Records excerpted from a collection:
★ ★ ★ ★ ★

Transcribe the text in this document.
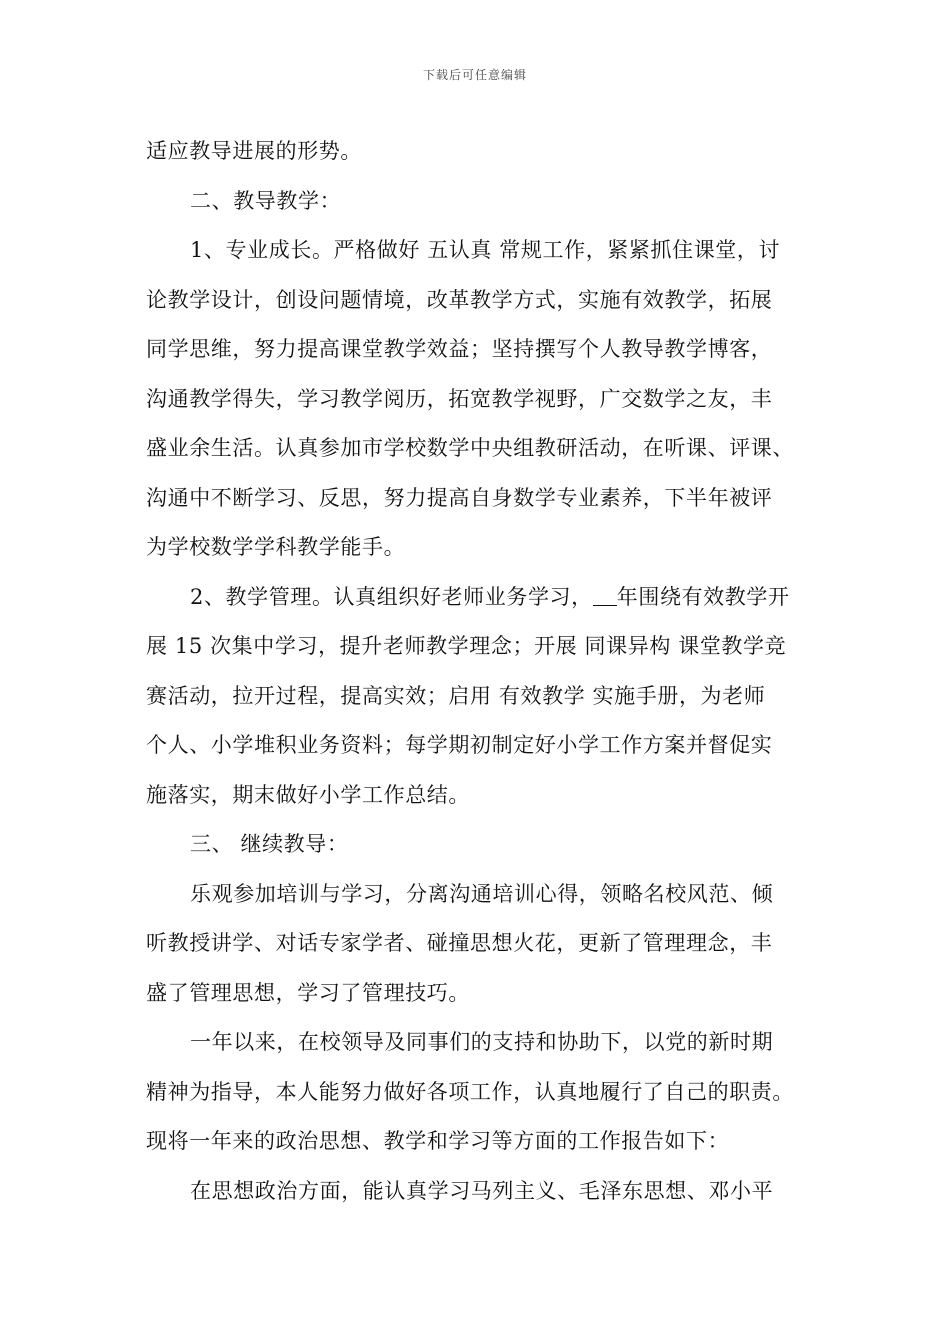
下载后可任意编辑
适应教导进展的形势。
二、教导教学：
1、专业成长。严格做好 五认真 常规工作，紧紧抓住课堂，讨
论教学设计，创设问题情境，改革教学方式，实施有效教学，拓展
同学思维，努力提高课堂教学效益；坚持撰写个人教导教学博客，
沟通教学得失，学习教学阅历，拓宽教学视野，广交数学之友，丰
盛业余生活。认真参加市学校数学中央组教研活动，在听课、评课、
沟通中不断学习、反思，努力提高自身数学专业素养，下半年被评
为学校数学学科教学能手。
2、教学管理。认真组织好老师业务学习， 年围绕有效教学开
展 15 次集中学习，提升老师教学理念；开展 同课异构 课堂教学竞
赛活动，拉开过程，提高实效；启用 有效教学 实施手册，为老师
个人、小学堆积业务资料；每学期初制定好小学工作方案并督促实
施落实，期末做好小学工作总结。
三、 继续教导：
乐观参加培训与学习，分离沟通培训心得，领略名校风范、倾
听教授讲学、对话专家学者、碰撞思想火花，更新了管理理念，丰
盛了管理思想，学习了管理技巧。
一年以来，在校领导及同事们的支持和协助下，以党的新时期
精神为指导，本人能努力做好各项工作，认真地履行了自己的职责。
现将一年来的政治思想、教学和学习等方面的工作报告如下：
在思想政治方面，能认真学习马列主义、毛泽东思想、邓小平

★ ★ ★ ★ ★

What needs to be done: From the listing, extract all text exactly as given and drop any picture.

Correct output:
Transcribe the text in this document.
下载后可任意编辑
适应教导进展的形势。
二、教导教学：
1、专业成长。严格做好 五认真 常规工作，紧紧抓住课堂，讨
论教学设计，创设问题情境，改革教学方式，实施有效教学，拓展
同学思维，努力提高课堂教学效益；坚持撰写个人教导教学博客，
沟通教学得失，学习教学阅历，拓宽教学视野，广交数学之友，丰
盛业余生活。认真参加市学校数学中央组教研活动，在听课、评课、
沟通中不断学习、反思，努力提高自身数学专业素养，下半年被评
为学校数学学科教学能手。
2、教学管理。认真组织好老师业务学习， 年围绕有效教学开
展 15 次集中学习，提升老师教学理念；开展 同课异构 课堂教学竞
赛活动，拉开过程，提高实效；启用 有效教学 实施手册，为老师
个人、小学堆积业务资料；每学期初制定好小学工作方案并督促实
施落实，期末做好小学工作总结。
三、 继续教导：
乐观参加培训与学习，分离沟通培训心得，领略名校风范、倾
听教授讲学、对话专家学者、碰撞思想火花，更新了管理理念，丰
盛了管理思想，学习了管理技巧。
一年以来，在校领导及同事们的支持和协助下，以党的新时期
精神为指导，本人能努力做好各项工作，认真地履行了自己的职责。
现将一年来的政治思想、教学和学习等方面的工作报告如下：
在思想政治方面，能认真学习马列主义、毛泽东思想、邓小平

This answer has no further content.